■ **TASK BRIEF**
Reproduce the data exactly.

-- START OF STORED ROWS --

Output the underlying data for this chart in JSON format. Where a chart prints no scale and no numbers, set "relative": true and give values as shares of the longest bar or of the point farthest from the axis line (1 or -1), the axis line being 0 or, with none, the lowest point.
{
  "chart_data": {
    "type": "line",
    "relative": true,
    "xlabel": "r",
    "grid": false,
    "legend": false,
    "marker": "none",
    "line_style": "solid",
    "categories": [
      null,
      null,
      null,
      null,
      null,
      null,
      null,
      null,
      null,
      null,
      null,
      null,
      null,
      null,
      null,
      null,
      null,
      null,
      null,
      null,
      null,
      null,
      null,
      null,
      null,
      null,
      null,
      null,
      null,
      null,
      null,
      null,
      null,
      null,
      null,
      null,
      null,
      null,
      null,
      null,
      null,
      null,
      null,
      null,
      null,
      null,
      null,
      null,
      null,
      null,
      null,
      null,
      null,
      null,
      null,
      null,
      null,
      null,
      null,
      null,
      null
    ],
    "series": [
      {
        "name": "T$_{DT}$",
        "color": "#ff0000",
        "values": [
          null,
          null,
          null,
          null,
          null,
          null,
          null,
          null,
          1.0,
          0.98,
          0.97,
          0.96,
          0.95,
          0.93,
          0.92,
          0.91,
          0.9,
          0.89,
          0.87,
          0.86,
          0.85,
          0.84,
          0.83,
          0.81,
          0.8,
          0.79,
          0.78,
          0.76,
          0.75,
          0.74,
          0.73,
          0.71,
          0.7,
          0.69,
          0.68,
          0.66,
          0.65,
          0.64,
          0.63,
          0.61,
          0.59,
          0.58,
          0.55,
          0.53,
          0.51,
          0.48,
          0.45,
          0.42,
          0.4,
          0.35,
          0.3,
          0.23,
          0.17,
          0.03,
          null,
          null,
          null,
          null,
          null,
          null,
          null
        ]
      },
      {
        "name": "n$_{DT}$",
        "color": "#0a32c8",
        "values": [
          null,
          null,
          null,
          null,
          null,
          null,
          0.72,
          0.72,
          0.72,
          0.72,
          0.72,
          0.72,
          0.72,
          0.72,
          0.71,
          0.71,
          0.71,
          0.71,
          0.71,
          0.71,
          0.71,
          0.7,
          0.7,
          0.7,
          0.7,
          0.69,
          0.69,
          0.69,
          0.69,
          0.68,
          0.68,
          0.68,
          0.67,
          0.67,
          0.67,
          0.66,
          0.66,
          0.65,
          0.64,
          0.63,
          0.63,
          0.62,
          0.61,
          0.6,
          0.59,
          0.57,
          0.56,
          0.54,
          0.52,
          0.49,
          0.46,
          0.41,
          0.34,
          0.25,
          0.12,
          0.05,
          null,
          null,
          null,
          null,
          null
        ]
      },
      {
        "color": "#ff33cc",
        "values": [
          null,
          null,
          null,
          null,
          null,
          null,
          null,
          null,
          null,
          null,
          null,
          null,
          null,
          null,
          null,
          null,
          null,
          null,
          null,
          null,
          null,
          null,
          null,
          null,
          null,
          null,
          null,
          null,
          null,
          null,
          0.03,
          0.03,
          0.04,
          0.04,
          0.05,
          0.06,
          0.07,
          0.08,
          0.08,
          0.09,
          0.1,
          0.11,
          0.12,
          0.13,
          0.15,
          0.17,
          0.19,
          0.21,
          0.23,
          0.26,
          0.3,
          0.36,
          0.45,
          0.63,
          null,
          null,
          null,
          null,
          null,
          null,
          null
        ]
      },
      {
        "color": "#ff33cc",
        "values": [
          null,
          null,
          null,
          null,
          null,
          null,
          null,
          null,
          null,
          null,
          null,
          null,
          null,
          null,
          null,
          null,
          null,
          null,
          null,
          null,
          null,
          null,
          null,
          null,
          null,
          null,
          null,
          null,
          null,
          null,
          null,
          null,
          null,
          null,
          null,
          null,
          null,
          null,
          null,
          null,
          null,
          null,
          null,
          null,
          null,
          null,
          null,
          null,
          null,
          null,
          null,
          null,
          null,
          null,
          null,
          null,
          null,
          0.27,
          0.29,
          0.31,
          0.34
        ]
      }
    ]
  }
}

-- END OF STORED ROWS --

■ **THE SOLUTION**
Output the underlying data for this chart in JSON format. Where a chart prints no scale and no numbers, set "relative": true and give values as shares of the longest bar or of the point farthest from the axis line (1 or -1), the axis line being 0 or, with none, the lowest point.
{
  "chart_data": {
    "type": "line",
    "relative": true,
    "xlabel": "r",
    "grid": false,
    "legend": false,
    "marker": "none",
    "line_style": "solid",
    "categories": [
      null,
      null,
      null,
      null,
      null,
      null,
      null,
      null,
      null,
      null,
      null,
      null,
      null,
      null,
      null,
      null,
      null,
      null,
      null,
      null,
      null,
      null,
      null,
      null,
      null,
      null,
      null,
      null,
      null,
      null,
      null,
      null,
      null,
      null,
      null,
      null,
      null,
      null,
      null,
      null,
      null,
      null,
      null,
      null,
      null,
      null,
      null,
      null,
      null,
      null,
      null,
      null,
      null,
      null,
      null,
      null,
      null,
      null,
      null,
      null,
      null
    ],
    "series": [
      {
        "name": "T$_{DT}$",
        "color": "#ff0000",
        "values": [
          null,
          null,
          null,
          null,
          null,
          null,
          null,
          null,
          1.0,
          0.98,
          0.97,
          0.96,
          0.95,
          0.93,
          0.92,
          0.91,
          0.9,
          0.89,
          0.87,
          0.86,
          0.85,
          0.84,
          0.83,
          0.81,
          0.8,
          0.79,
          0.78,
          0.76,
          0.75,
          0.74,
          0.73,
          0.71,
          0.7,
          0.69,
          0.68,
          0.66,
          0.65,
          0.64,
          0.63,
          0.61,
          0.59,
          0.58,
          0.55,
          0.53,
          0.51,
          0.48,
          0.45,
          0.42,
          0.4,
          0.35,
          0.3,
          0.23,
          0.17,
          0.03,
          null,
          null,
          null,
          null,
          null,
          null,
          null
        ]
      },
      {
        "name": "n$_{DT}$",
        "color": "#0a32c8",
        "values": [
          null,
          null,
          null,
          null,
          null,
          null,
          0.72,
          0.72,
          0.72,
          0.72,
          0.72,
          0.72,
          0.72,
          0.72,
          0.71,
          0.71,
          0.71,
          0.71,
          0.71,
          0.71,
          0.71,
          0.7,
          0.7,
          0.7,
          0.7,
          0.69,
          0.69,
          0.69,
          0.69,
          0.68,
          0.68,
          0.68,
          0.67,
          0.67,
          0.67,
          0.66,
          0.66,
          0.65,
          0.64,
          0.63,
          0.63,
          0.62,
          0.61,
          0.6,
          0.59,
          0.57,
          0.56,
          0.54,
          0.52,
          0.49,
          0.46,
          0.41,
          0.34,
          0.25,
          0.12,
          0.05,
          null,
          null,
          null,
          null,
          null
        ]
      },
      {
        "color": "#ff33cc",
        "values": [
          null,
          null,
          null,
          null,
          null,
          null,
          null,
          null,
          null,
          null,
          null,
          null,
          null,
          null,
          null,
          null,
          null,
          null,
          null,
          null,
          null,
          null,
          null,
          null,
          null,
          null,
          null,
          null,
          null,
          null,
          0.03,
          0.03,
          0.04,
          0.04,
          0.05,
          0.06,
          0.07,
          0.08,
          0.08,
          0.09,
          0.1,
          0.11,
          0.12,
          0.13,
          0.15,
          0.17,
          0.19,
          0.21,
          0.23,
          0.26,
          0.3,
          0.36,
          0.45,
          0.63,
          null,
          null,
          null,
          null,
          null,
          null,
          null
        ]
      },
      {
        "color": "#ff33cc",
        "values": [
          null,
          null,
          null,
          null,
          null,
          null,
          null,
          null,
          null,
          null,
          null,
          null,
          null,
          null,
          null,
          null,
          null,
          null,
          null,
          null,
          null,
          null,
          null,
          null,
          null,
          null,
          null,
          null,
          null,
          null,
          null,
          null,
          null,
          null,
          null,
          null,
          null,
          null,
          null,
          null,
          null,
          null,
          null,
          null,
          null,
          null,
          null,
          null,
          null,
          null,
          null,
          null,
          null,
          null,
          null,
          null,
          null,
          0.27,
          0.29,
          0.31,
          0.34
        ]
      }
    ]
  }
}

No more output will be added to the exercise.